What to do>
Pictures within the data are to be left out; everything else must be reproduced exactly.

Data rows>
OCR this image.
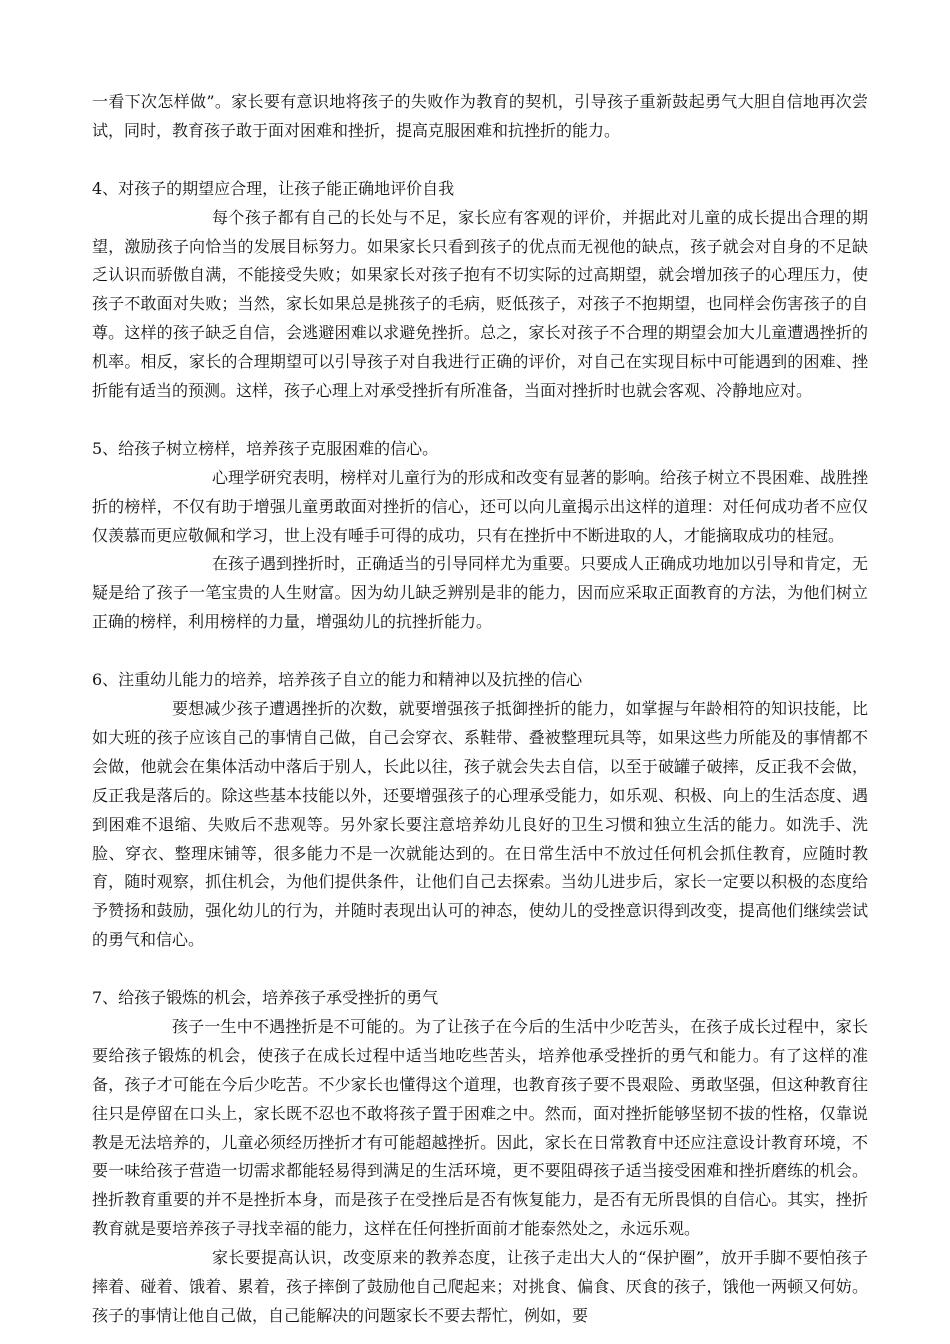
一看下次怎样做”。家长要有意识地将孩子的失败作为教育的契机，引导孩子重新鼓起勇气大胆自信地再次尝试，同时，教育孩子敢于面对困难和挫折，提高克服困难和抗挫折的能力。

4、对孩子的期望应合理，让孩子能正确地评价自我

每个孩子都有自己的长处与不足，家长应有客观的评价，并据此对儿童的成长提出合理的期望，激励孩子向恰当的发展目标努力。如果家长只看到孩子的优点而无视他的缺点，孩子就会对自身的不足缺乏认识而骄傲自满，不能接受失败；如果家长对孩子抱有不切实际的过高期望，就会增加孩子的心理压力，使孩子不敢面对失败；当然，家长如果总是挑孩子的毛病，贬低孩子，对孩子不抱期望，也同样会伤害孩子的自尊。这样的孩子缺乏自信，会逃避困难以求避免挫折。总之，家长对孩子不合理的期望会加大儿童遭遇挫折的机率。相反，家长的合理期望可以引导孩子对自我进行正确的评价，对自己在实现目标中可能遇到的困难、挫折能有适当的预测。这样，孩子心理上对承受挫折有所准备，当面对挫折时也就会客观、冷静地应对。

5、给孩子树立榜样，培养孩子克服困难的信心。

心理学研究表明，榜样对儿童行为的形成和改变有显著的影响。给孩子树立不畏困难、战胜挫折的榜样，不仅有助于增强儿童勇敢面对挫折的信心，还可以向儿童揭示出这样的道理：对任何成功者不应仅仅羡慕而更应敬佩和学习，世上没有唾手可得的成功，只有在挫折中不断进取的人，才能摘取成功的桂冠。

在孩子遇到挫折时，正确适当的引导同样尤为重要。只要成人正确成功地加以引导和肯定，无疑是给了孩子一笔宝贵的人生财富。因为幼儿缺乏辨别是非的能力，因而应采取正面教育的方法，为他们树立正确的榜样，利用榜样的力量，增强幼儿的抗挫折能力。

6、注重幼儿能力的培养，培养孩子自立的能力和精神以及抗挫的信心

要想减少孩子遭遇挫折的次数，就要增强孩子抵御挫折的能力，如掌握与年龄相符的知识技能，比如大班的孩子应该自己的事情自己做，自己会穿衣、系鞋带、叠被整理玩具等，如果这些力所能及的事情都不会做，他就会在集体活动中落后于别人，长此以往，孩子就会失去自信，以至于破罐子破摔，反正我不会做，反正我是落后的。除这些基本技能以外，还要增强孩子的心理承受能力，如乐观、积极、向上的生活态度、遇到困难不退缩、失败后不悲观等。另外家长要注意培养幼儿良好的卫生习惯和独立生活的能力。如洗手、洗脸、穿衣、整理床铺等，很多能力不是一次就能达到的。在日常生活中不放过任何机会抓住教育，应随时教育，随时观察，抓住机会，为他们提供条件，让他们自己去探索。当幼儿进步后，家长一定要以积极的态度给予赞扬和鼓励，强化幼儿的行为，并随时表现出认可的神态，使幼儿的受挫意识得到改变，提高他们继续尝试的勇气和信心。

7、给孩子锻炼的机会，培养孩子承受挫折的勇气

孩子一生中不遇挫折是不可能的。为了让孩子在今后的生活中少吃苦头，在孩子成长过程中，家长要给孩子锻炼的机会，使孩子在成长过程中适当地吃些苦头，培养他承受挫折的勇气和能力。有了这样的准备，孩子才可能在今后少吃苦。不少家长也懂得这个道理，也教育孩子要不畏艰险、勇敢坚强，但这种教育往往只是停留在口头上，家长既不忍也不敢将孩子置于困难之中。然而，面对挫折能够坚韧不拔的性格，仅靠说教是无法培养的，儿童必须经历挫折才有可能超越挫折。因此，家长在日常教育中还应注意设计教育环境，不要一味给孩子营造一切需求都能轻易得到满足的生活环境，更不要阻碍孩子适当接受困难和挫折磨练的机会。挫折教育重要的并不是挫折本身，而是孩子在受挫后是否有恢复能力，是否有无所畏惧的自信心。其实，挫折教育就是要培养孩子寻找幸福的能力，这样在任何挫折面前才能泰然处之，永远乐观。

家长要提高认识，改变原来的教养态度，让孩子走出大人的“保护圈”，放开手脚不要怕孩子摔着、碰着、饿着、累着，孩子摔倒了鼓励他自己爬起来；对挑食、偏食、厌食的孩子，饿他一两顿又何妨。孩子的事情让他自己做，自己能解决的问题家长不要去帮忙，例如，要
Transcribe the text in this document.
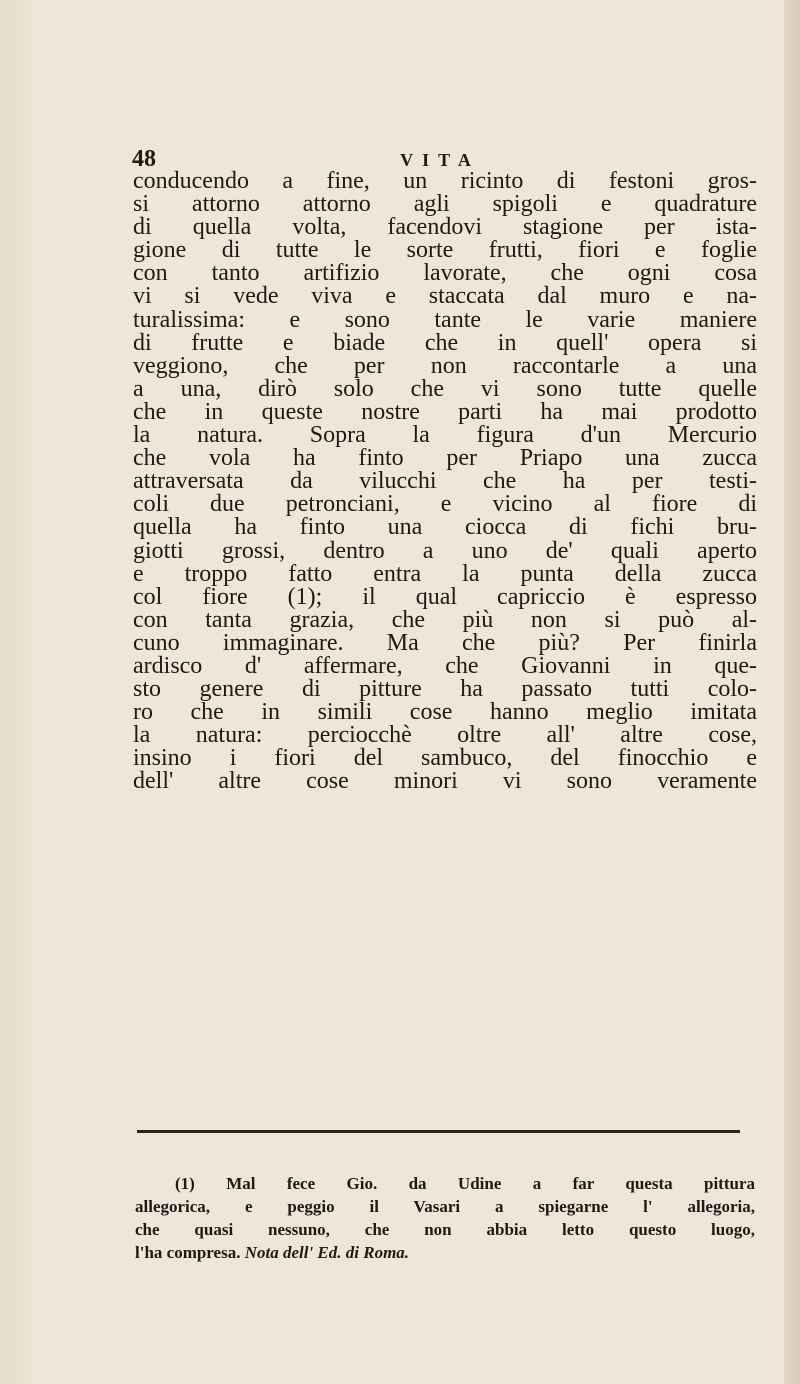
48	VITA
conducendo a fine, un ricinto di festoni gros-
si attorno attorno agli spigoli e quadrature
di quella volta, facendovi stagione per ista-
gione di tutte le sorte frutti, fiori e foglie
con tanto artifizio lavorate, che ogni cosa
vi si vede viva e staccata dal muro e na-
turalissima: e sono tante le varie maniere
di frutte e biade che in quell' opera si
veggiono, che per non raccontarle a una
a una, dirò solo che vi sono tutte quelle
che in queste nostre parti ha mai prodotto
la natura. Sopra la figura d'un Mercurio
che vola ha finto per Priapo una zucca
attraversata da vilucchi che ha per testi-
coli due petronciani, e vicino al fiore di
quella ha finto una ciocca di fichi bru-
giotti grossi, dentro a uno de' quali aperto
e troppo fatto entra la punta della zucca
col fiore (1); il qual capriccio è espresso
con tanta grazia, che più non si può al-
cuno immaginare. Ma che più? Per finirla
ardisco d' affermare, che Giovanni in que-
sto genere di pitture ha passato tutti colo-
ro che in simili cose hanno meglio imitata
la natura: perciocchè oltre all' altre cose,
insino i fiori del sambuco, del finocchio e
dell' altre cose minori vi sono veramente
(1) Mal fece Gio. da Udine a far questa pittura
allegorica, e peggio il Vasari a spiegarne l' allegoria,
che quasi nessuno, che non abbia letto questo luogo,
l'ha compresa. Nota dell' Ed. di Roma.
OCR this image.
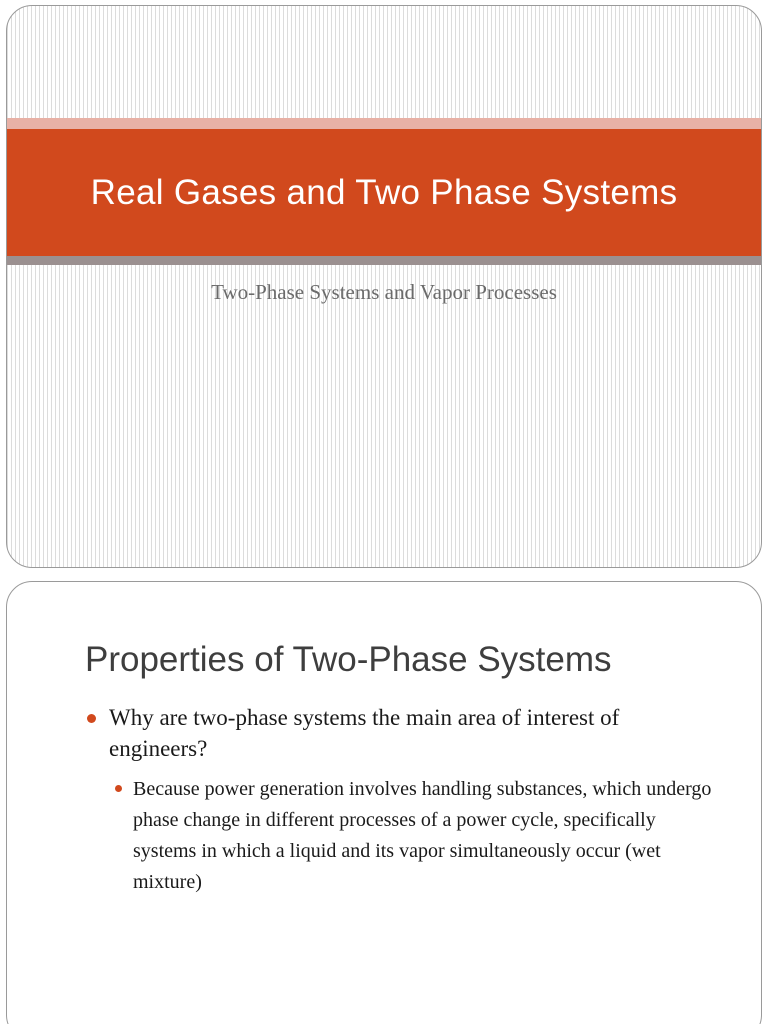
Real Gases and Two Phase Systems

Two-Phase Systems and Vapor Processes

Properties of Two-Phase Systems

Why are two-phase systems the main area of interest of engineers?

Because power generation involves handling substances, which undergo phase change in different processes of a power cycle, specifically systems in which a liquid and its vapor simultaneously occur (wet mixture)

Reply to the exercise>
OCR this image.
一看下次怎样做”。家长要有意识地将孩子的失败作为教育的契机，引导孩子重新鼓起勇气大胆自信地再次尝试，同时，教育孩子敢于面对困难和挫折，提高克服困难和抗挫折的能力。

4、对孩子的期望应合理，让孩子能正确地评价自我

每个孩子都有自己的长处与不足，家长应有客观的评价，并据此对儿童的成长提出合理的期望，激励孩子向恰当的发展目标努力。如果家长只看到孩子的优点而无视他的缺点，孩子就会对自身的不足缺乏认识而骄傲自满，不能接受失败；如果家长对孩子抱有不切实际的过高期望，就会增加孩子的心理压力，使孩子不敢面对失败；当然，家长如果总是挑孩子的毛病，贬低孩子，对孩子不抱期望，也同样会伤害孩子的自尊。这样的孩子缺乏自信，会逃避困难以求避免挫折。总之，家长对孩子不合理的期望会加大儿童遭遇挫折的机率。相反，家长的合理期望可以引导孩子对自我进行正确的评价，对自己在实现目标中可能遇到的困难、挫折能有适当的预测。这样，孩子心理上对承受挫折有所准备，当面对挫折时也就会客观、冷静地应对。

5、给孩子树立榜样，培养孩子克服困难的信心。

心理学研究表明，榜样对儿童行为的形成和改变有显著的影响。给孩子树立不畏困难、战胜挫折的榜样，不仅有助于增强儿童勇敢面对挫折的信心，还可以向儿童揭示出这样的道理：对任何成功者不应仅仅羡慕而更应敬佩和学习，世上没有唾手可得的成功，只有在挫折中不断进取的人，才能摘取成功的桂冠。

在孩子遇到挫折时，正确适当的引导同样尤为重要。只要成人正确成功地加以引导和肯定，无疑是给了孩子一笔宝贵的人生财富。因为幼儿缺乏辨别是非的能力，因而应采取正面教育的方法，为他们树立正确的榜样，利用榜样的力量，增强幼儿的抗挫折能力。

6、注重幼儿能力的培养，培养孩子自立的能力和精神以及抗挫的信心

要想减少孩子遭遇挫折的次数，就要增强孩子抵御挫折的能力，如掌握与年龄相符的知识技能，比如大班的孩子应该自己的事情自己做，自己会穿衣、系鞋带、叠被整理玩具等，如果这些力所能及的事情都不会做，他就会在集体活动中落后于别人，长此以往，孩子就会失去自信，以至于破罐子破摔，反正我不会做，反正我是落后的。除这些基本技能以外，还要增强孩子的心理承受能力，如乐观、积极、向上的生活态度、遇到困难不退缩、失败后不悲观等。另外家长要注意培养幼儿良好的卫生习惯和独立生活的能力。如洗手、洗脸、穿衣、整理床铺等，很多能力不是一次就能达到的。在日常生活中不放过任何机会抓住教育，应随时教育，随时观察，抓住机会，为他们提供条件，让他们自己去探索。当幼儿进步后，家长一定要以积极的态度给予赞扬和鼓励，强化幼儿的行为，并随时表现出认可的神态，使幼儿的受挫意识得到改变，提高他们继续尝试的勇气和信心。

7、给孩子锻炼的机会，培养孩子承受挫折的勇气

孩子一生中不遇挫折是不可能的。为了让孩子在今后的生活中少吃苦头，在孩子成长过程中，家长要给孩子锻炼的机会，使孩子在成长过程中适当地吃些苦头，培养他承受挫折的勇气和能力。有了这样的准备，孩子才可能在今后少吃苦。不少家长也懂得这个道理，也教育孩子要不畏艰险、勇敢坚强，但这种教育往往只是停留在口头上，家长既不忍也不敢将孩子置于困难之中。然而，面对挫折能够坚韧不拔的性格，仅靠说教是无法培养的，儿童必须经历挫折才有可能超越挫折。因此，家长在日常教育中还应注意设计教育环境，不要一味给孩子营造一切需求都能轻易得到满足的生活环境，更不要阻碍孩子适当接受困难和挫折磨练的机会。挫折教育重要的并不是挫折本身，而是孩子在受挫后是否有恢复能力，是否有无所畏惧的自信心。其实，挫折教育就是要培养孩子寻找幸福的能力，这样在任何挫折面前才能泰然处之，永远乐观。

家长要提高认识，改变原来的教养态度，让孩子走出大人的“保护圈”，放开手脚不要怕孩子摔着、碰着、饿着、累着，孩子摔倒了鼓励他自己爬起来；对挑食、偏食、厌食的孩子，饿他一两顿又何妨。孩子的事情让他自己做，自己能解决的问题家长不要去帮忙，例如，要
Transcribe the text in this document.
48	VITA
conducendo a fine, un ricinto di festoni gros-
si attorno attorno agli spigoli e quadrature
di quella volta, facendovi stagione per ista-
gione di tutte le sorte frutti, fiori e foglie
con tanto artifizio lavorate, che ogni cosa
vi si vede viva e staccata dal muro e na-
turalissima: e sono tante le varie maniere
di frutte e biade che in quell' opera si
veggiono, che per non raccontarle a una
a una, dirò solo che vi sono tutte quelle
che in queste nostre parti ha mai prodotto
la natura. Sopra la figura d'un Mercurio
che vola ha finto per Priapo una zucca
attraversata da vilucchi che ha per testi-
coli due petronciani, e vicino al fiore di
quella ha finto una ciocca di fichi bru-
giotti grossi, dentro a uno de' quali aperto
e troppo fatto entra la punta della zucca
col fiore (1); il qual capriccio è espresso
con tanta grazia, che più non si può al-
cuno immaginare. Ma che più? Per finirla
ardisco d' affermare, che Giovanni in que-
sto genere di pitture ha passato tutti colo-
ro che in simili cose hanno meglio imitata
la natura: perciocchè oltre all' altre cose,
insino i fiori del sambuco, del finocchio e
dell' altre cose minori vi sono veramente
(1) Mal fece Gio. da Udine a far questa pittura
allegorica, e peggio il Vasari a spiegarne l' allegoria,
che quasi nessuno, che non abbia letto questo luogo,
l'ha compresa. Nota dell' Ed. di Roma.
OCR this image.
Real Gases and Two Phase Systems

Two-Phase Systems and Vapor Processes

Properties of Two-Phase Systems

Why are two-phase systems the main area of interest of engineers?

Because power generation involves handling substances, which undergo phase change in different processes of a power cycle, specifically systems in which a liquid and its vapor simultaneously occur (wet mixture)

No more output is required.